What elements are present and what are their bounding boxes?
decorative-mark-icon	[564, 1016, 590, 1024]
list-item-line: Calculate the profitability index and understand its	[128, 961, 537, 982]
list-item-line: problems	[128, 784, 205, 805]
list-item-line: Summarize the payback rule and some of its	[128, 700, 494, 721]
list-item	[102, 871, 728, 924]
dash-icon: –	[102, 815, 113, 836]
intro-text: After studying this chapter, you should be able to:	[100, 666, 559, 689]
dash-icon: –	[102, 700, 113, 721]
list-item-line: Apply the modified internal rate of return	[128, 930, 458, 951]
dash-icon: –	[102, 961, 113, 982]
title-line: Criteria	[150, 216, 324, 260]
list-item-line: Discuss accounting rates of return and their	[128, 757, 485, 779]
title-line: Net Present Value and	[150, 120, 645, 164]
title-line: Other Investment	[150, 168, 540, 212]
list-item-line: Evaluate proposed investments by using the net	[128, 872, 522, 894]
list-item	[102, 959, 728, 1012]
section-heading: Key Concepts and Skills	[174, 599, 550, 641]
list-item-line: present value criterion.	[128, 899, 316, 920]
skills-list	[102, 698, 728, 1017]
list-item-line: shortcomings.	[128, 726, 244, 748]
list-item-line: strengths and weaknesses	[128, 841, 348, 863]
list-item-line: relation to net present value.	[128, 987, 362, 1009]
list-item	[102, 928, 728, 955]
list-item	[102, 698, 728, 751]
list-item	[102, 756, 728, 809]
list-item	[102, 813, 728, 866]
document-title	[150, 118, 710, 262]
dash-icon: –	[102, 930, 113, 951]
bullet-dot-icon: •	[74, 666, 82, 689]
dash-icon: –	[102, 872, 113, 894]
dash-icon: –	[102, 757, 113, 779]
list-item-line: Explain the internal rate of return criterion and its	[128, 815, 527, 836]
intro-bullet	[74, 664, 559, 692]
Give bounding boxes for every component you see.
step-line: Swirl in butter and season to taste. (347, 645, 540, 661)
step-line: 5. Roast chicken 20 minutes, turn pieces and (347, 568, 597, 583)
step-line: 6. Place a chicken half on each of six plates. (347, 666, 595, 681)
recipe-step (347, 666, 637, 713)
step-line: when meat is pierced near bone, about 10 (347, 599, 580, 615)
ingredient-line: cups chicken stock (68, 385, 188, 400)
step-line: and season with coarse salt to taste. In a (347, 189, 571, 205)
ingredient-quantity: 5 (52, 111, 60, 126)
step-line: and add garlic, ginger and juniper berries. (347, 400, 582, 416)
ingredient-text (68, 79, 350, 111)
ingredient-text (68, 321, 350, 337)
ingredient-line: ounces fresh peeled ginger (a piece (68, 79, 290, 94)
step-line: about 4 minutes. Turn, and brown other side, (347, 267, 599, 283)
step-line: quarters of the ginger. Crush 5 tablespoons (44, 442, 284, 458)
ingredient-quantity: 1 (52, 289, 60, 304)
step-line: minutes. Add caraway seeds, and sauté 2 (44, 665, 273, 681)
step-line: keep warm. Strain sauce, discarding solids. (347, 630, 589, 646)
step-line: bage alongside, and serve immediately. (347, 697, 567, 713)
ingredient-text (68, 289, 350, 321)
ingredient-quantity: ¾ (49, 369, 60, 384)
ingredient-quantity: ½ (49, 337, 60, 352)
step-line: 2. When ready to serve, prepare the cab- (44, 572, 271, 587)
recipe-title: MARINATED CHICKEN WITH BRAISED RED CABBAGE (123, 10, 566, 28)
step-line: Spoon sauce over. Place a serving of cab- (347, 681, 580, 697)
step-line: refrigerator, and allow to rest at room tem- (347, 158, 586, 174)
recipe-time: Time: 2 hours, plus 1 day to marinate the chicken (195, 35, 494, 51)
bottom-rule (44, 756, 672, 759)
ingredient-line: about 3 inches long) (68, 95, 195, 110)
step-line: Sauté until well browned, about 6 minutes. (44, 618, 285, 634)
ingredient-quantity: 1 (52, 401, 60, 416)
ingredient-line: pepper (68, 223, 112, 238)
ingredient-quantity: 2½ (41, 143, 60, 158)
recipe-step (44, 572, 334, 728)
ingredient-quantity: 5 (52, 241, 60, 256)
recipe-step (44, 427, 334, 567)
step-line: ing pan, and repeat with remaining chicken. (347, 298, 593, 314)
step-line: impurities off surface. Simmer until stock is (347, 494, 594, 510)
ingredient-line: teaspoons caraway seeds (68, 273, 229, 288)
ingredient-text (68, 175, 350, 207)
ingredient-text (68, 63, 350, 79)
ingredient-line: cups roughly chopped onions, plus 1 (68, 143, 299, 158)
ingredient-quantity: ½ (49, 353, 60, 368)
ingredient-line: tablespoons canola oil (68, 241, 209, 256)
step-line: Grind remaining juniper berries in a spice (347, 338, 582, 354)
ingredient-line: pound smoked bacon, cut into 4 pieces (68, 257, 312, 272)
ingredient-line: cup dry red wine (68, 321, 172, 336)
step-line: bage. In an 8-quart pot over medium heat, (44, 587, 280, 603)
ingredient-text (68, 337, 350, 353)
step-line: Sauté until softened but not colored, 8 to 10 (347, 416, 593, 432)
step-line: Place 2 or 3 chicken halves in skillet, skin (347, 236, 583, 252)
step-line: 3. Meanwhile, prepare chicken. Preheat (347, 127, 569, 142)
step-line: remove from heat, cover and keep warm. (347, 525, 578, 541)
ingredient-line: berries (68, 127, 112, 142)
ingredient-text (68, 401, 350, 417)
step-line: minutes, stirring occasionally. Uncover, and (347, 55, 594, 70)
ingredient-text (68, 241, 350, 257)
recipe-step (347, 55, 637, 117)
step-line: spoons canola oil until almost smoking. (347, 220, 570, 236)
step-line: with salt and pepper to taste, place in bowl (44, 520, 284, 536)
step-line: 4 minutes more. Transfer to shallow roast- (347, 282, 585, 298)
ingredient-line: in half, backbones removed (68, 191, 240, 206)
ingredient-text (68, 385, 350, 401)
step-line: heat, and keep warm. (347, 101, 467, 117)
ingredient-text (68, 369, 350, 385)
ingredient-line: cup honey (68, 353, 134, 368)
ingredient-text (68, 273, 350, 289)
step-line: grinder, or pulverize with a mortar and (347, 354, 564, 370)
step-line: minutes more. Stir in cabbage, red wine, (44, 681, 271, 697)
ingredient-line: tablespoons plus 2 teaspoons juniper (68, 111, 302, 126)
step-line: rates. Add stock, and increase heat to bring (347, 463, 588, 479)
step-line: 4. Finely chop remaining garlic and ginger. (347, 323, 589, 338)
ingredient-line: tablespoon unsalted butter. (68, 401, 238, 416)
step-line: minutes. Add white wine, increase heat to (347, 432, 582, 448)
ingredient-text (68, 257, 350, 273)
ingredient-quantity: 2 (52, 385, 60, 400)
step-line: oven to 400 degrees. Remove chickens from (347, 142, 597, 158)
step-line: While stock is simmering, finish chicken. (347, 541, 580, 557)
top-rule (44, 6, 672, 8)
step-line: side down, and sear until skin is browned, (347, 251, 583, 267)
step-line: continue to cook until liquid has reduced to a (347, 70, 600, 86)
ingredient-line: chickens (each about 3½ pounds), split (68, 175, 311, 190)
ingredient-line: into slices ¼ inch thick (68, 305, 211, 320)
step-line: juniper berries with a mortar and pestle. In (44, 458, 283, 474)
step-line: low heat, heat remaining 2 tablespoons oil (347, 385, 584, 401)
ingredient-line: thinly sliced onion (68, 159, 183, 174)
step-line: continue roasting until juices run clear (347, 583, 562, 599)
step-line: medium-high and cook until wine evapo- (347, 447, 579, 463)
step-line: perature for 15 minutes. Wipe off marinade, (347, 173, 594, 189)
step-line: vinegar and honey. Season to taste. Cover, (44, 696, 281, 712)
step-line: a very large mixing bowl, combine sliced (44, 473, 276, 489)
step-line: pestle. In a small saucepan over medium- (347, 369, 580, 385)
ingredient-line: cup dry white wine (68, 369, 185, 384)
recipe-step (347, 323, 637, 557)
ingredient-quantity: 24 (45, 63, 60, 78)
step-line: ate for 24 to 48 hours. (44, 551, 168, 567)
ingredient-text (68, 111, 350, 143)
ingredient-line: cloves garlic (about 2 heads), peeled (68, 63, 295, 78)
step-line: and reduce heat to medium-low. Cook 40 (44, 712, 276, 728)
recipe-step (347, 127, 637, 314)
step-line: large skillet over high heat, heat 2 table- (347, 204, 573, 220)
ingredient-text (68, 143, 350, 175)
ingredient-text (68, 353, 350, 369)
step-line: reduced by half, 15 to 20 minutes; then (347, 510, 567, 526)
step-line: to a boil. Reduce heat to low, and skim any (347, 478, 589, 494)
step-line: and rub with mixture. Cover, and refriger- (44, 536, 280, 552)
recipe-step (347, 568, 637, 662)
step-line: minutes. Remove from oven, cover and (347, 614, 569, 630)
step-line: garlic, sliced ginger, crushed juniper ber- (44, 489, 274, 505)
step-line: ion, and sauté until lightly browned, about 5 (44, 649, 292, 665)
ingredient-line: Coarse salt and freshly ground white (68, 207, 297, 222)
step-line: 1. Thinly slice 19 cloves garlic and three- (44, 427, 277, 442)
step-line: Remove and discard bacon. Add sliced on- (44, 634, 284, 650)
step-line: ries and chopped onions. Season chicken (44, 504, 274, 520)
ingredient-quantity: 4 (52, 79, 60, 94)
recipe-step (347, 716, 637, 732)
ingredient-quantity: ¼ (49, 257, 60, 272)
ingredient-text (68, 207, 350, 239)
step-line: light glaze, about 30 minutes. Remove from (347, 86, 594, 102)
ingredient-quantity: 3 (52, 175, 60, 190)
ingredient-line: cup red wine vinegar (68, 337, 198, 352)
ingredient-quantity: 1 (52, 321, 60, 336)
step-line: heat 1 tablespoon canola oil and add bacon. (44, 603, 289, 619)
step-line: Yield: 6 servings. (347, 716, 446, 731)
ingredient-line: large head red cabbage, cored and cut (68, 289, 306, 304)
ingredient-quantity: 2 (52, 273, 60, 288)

= = = = = = =

REQUIRED TASK: Recast the records as a Markdown table with the columns Row and Record line, covering every line from the start of the records up to and including the line with "815, 113, 836]". Give each line its row number and leave out blank lines.

FINISHED TASK:
| Row | Record line |
|---|---|
| 1 | What elements are present and what are their bounding boxes? |
| 2 | decorative-mark-icon	[564, 1016, 590, 1024] |
| 3 | list-item-line: Calculate the profitability index and understand its	[128, 961, 537, 982] |
| 4 | list-item-line: problems	[128, 784, 205, 805] |
| 5 | list-item-line: Summarize the payback rule and some of its	[128, 700, 494, 721] |
| 6 | list-item	[102, 871, 728, 924] |
| 7 | dash-icon: –	[102, 815, 113, 836] |